**Short problem:**
From the listing below, pull out every line where the string "desc" appears.
--- BEGIN Given data ---
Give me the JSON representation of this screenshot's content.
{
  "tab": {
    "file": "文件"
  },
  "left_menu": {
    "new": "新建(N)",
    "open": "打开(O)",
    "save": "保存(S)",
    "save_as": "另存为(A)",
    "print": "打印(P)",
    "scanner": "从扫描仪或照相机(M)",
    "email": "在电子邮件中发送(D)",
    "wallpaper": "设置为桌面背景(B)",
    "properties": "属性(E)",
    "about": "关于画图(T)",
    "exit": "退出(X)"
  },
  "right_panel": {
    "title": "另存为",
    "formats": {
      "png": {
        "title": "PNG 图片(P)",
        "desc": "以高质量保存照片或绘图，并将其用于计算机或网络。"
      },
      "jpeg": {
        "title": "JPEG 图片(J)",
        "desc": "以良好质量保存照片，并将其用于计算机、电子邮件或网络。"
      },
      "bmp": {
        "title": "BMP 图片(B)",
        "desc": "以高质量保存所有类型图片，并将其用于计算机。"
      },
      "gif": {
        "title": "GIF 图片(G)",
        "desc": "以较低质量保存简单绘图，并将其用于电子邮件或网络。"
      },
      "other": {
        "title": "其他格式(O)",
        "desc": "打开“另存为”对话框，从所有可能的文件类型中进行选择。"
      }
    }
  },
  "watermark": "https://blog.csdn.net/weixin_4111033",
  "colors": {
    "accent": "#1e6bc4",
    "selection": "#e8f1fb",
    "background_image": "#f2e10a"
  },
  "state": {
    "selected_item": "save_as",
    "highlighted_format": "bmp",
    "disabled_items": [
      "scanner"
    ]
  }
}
--- END Given data ---
**The output:**
        "desc": "以高质量保存照片或绘图，并将其用于计算机或网络。"
        "desc": "以良好质量保存照片，并将其用于计算机、电子邮件或网络。"
        "desc": "以高质量保存所有类型图片，并将其用于计算机。"
        "desc": "以较低质量保存简单绘图，并将其用于电子邮件或网络。"
        "desc": "打开“另存为”对话框，从所有可能的文件类型中进行选择。"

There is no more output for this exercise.